(WHAT IS NEEDED) State how many lines hold the word "Fuzzer", with no other words.

Extracts from a graphics dataset:
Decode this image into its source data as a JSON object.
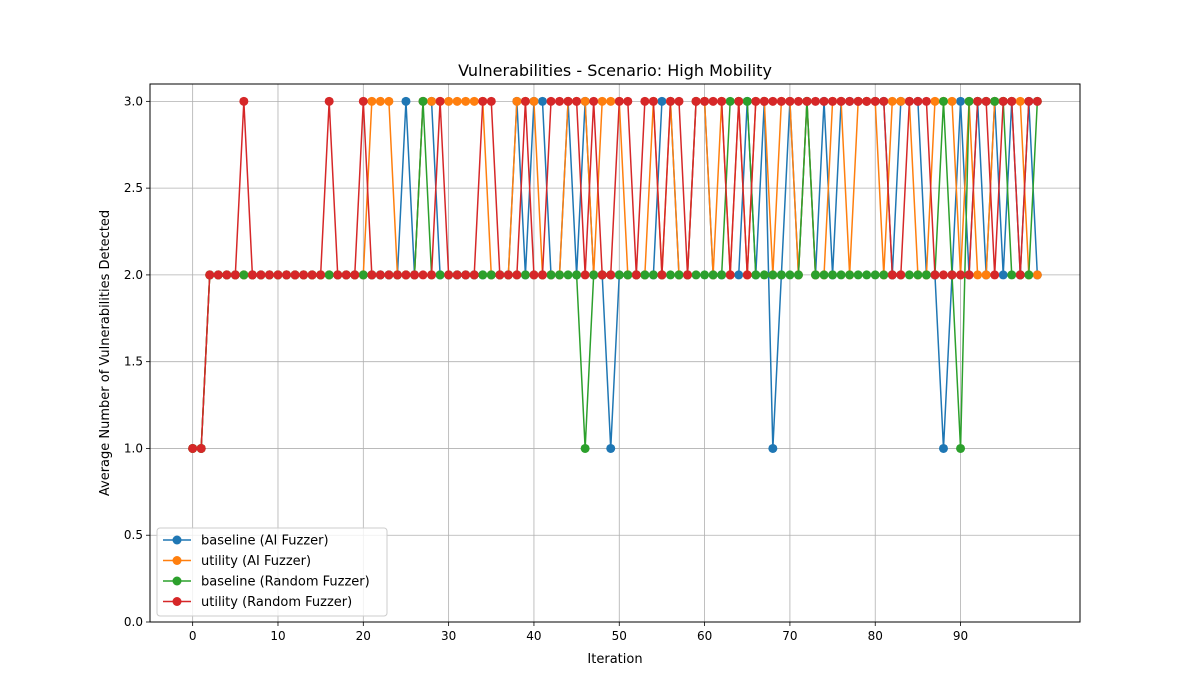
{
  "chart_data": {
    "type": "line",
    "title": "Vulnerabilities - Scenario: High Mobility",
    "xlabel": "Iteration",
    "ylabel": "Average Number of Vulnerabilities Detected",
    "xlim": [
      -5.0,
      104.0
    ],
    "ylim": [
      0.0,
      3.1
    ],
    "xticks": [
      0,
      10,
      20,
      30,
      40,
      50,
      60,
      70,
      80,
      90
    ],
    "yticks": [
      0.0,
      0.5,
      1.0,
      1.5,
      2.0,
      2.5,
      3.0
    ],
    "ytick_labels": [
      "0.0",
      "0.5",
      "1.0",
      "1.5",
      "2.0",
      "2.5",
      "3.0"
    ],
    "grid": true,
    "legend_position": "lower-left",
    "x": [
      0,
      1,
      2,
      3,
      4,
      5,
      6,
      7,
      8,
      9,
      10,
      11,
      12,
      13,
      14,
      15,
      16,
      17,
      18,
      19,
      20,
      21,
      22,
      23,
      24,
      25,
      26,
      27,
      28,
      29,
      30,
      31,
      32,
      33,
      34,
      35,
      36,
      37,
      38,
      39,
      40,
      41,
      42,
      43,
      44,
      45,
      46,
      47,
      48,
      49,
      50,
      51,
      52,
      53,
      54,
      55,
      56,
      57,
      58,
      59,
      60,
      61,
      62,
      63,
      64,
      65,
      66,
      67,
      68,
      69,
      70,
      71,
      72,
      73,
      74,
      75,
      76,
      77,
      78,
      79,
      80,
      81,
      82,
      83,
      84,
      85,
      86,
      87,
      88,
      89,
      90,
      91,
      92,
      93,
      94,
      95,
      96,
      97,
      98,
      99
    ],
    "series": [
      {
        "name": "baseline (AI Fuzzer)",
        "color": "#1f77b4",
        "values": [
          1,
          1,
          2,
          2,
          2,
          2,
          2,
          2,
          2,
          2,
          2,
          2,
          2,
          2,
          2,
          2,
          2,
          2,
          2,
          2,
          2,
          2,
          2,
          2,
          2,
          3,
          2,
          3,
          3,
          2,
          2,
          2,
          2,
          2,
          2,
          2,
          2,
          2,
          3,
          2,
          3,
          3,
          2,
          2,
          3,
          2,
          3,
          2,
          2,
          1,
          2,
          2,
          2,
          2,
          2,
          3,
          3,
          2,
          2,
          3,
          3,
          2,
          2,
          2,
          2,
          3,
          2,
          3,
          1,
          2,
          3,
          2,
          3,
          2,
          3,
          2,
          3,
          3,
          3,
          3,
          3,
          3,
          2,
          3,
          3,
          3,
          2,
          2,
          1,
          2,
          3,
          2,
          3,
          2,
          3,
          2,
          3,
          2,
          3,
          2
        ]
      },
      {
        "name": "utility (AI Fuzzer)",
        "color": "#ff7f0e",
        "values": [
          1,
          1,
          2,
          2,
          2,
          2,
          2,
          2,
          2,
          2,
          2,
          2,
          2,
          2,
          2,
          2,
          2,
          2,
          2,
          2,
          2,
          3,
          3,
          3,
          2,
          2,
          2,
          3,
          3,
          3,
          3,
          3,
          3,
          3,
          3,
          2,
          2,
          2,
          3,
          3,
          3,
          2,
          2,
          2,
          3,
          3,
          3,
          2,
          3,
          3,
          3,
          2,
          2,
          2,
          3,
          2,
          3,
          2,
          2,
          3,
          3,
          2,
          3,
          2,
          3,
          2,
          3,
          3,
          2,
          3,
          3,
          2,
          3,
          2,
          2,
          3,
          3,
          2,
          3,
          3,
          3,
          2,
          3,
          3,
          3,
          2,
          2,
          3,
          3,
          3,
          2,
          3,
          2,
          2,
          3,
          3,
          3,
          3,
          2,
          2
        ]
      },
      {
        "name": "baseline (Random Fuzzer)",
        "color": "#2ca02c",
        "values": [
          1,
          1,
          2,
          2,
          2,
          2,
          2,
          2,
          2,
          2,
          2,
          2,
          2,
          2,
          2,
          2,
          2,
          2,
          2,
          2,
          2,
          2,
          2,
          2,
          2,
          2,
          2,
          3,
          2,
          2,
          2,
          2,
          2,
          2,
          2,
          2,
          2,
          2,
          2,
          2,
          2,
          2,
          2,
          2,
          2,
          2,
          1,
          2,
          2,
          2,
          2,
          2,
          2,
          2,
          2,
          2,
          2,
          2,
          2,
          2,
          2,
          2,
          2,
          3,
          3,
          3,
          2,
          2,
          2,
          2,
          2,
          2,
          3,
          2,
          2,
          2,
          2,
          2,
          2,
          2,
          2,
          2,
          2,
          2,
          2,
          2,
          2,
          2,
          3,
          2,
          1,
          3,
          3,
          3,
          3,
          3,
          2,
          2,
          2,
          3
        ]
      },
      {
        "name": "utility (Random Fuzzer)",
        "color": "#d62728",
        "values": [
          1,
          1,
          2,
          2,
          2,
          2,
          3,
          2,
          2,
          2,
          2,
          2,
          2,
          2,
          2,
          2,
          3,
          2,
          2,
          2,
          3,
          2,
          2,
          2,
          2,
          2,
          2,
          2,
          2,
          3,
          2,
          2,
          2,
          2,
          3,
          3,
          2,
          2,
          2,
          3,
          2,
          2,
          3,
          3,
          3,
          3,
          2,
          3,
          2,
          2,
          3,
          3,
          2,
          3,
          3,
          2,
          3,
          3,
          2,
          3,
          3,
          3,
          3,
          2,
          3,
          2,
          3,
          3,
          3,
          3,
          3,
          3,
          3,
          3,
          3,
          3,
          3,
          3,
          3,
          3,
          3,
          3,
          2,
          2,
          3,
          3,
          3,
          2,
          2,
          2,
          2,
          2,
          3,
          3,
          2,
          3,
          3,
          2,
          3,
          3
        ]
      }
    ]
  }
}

(FINAL ANSWER) 4